• TASK STATEMENT: Each line below should be copied exactly as it stands.

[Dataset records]
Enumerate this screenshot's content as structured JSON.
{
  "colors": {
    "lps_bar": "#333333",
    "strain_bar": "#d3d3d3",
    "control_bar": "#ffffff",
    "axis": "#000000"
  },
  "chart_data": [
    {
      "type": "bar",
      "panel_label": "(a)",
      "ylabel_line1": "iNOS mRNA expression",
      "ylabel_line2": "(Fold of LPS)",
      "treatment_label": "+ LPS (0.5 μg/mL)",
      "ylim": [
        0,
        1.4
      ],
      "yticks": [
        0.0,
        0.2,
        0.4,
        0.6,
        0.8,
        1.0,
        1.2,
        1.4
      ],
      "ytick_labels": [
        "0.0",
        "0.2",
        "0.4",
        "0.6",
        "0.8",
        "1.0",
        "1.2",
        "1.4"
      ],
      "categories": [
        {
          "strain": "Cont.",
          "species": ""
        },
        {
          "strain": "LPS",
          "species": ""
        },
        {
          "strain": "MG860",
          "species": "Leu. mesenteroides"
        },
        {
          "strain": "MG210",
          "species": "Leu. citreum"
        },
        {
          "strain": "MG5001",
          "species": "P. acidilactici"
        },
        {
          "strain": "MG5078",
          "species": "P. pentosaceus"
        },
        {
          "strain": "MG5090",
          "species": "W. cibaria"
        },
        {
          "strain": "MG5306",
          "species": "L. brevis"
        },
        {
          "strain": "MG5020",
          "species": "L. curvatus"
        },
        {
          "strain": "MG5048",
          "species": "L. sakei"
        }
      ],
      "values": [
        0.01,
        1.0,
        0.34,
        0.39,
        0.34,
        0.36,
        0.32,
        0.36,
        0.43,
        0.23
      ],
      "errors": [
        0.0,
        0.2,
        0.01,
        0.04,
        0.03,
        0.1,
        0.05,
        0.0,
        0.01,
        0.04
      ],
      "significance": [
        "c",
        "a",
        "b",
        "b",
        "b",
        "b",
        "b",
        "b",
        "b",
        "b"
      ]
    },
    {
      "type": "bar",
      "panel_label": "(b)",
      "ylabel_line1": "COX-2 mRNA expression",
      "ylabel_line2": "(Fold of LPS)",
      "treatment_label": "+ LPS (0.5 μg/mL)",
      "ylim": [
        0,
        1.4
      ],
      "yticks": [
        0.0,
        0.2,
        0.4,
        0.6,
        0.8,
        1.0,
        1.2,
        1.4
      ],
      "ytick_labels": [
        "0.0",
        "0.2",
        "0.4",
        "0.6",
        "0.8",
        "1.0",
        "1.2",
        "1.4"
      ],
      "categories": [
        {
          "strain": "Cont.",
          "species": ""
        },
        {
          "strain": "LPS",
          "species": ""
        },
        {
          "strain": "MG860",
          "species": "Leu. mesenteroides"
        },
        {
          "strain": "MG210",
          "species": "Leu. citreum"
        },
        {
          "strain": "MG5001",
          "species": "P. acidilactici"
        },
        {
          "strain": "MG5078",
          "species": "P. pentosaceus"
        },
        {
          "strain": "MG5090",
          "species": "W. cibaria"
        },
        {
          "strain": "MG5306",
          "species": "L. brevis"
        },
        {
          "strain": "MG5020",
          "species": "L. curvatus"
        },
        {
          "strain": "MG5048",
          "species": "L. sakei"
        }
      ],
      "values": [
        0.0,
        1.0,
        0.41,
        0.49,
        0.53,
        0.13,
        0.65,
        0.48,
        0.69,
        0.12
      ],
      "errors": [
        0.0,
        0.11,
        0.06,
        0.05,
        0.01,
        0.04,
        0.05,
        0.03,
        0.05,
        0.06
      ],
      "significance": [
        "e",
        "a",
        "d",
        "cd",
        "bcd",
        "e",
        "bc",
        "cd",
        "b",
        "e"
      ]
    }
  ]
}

• YOUR RESPONSE:
Enumerate this screenshot's content as structured JSON.
{
  "colors": {
    "lps_bar": "#333333",
    "strain_bar": "#d3d3d3",
    "control_bar": "#ffffff",
    "axis": "#000000"
  },
  "chart_data": [
    {
      "type": "bar",
      "panel_label": "(a)",
      "ylabel_line1": "iNOS mRNA expression",
      "ylabel_line2": "(Fold of LPS)",
      "treatment_label": "+ LPS (0.5 μg/mL)",
      "ylim": [
        0,
        1.4
      ],
      "yticks": [
        0.0,
        0.2,
        0.4,
        0.6,
        0.8,
        1.0,
        1.2,
        1.4
      ],
      "ytick_labels": [
        "0.0",
        "0.2",
        "0.4",
        "0.6",
        "0.8",
        "1.0",
        "1.2",
        "1.4"
      ],
      "categories": [
        {
          "strain": "Cont.",
          "species": ""
        },
        {
          "strain": "LPS",
          "species": ""
        },
        {
          "strain": "MG860",
          "species": "Leu. mesenteroides"
        },
        {
          "strain": "MG210",
          "species": "Leu. citreum"
        },
        {
          "strain": "MG5001",
          "species": "P. acidilactici"
        },
        {
          "strain": "MG5078",
          "species": "P. pentosaceus"
        },
        {
          "strain": "MG5090",
          "species": "W. cibaria"
        },
        {
          "strain": "MG5306",
          "species": "L. brevis"
        },
        {
          "strain": "MG5020",
          "species": "L. curvatus"
        },
        {
          "strain": "MG5048",
          "species": "L. sakei"
        }
      ],
      "values": [
        0.01,
        1.0,
        0.34,
        0.39,
        0.34,
        0.36,
        0.32,
        0.36,
        0.43,
        0.23
      ],
      "errors": [
        0.0,
        0.2,
        0.01,
        0.04,
        0.03,
        0.1,
        0.05,
        0.0,
        0.01,
        0.04
      ],
      "significance": [
        "c",
        "a",
        "b",
        "b",
        "b",
        "b",
        "b",
        "b",
        "b",
        "b"
      ]
    },
    {
      "type": "bar",
      "panel_label": "(b)",
      "ylabel_line1": "COX-2 mRNA expression",
      "ylabel_line2": "(Fold of LPS)",
      "treatment_label": "+ LPS (0.5 μg/mL)",
      "ylim": [
        0,
        1.4
      ],
      "yticks": [
        0.0,
        0.2,
        0.4,
        0.6,
        0.8,
        1.0,
        1.2,
        1.4
      ],
      "ytick_labels": [
        "0.0",
        "0.2",
        "0.4",
        "0.6",
        "0.8",
        "1.0",
        "1.2",
        "1.4"
      ],
      "categories": [
        {
          "strain": "Cont.",
          "species": ""
        },
        {
          "strain": "LPS",
          "species": ""
        },
        {
          "strain": "MG860",
          "species": "Leu. mesenteroides"
        },
        {
          "strain": "MG210",
          "species": "Leu. citreum"
        },
        {
          "strain": "MG5001",
          "species": "P. acidilactici"
        },
        {
          "strain": "MG5078",
          "species": "P. pentosaceus"
        },
        {
          "strain": "MG5090",
          "species": "W. cibaria"
        },
        {
          "strain": "MG5306",
          "species": "L. brevis"
        },
        {
          "strain": "MG5020",
          "species": "L. curvatus"
        },
        {
          "strain": "MG5048",
          "species": "L. sakei"
        }
      ],
      "values": [
        0.0,
        1.0,
        0.41,
        0.49,
        0.53,
        0.13,
        0.65,
        0.48,
        0.69,
        0.12
      ],
      "errors": [
        0.0,
        0.11,
        0.06,
        0.05,
        0.01,
        0.04,
        0.05,
        0.03,
        0.05,
        0.06
      ],
      "significance": [
        "e",
        "a",
        "d",
        "cd",
        "bcd",
        "e",
        "bc",
        "cd",
        "b",
        "e"
      ]
    }
  ]
}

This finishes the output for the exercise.